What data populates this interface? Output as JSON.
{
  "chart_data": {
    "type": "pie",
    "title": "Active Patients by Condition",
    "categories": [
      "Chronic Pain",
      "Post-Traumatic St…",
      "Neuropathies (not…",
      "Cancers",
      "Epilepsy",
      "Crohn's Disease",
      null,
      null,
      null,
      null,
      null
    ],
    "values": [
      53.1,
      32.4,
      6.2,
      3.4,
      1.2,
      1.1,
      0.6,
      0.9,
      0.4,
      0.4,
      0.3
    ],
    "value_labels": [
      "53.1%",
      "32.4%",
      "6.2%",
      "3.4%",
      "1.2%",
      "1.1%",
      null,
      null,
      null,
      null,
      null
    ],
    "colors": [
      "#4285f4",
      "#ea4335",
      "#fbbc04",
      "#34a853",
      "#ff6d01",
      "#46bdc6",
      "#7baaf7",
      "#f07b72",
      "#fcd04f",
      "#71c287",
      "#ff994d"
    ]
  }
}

========================

◆ Work task
Copy the material above back out, exactly as written.

◆ Solution for this task
What data populates this interface? Output as JSON.
{
  "chart_data": {
    "type": "pie",
    "title": "Active Patients by Condition",
    "categories": [
      "Chronic Pain",
      "Post-Traumatic St…",
      "Neuropathies (not…",
      "Cancers",
      "Epilepsy",
      "Crohn's Disease",
      null,
      null,
      null,
      null,
      null
    ],
    "values": [
      53.1,
      32.4,
      6.2,
      3.4,
      1.2,
      1.1,
      0.6,
      0.9,
      0.4,
      0.4,
      0.3
    ],
    "value_labels": [
      "53.1%",
      "32.4%",
      "6.2%",
      "3.4%",
      "1.2%",
      "1.1%",
      null,
      null,
      null,
      null,
      null
    ],
    "colors": [
      "#4285f4",
      "#ea4335",
      "#fbbc04",
      "#34a853",
      "#ff6d01",
      "#46bdc6",
      "#7baaf7",
      "#f07b72",
      "#fcd04f",
      "#71c287",
      "#ff994d"
    ]
  }
}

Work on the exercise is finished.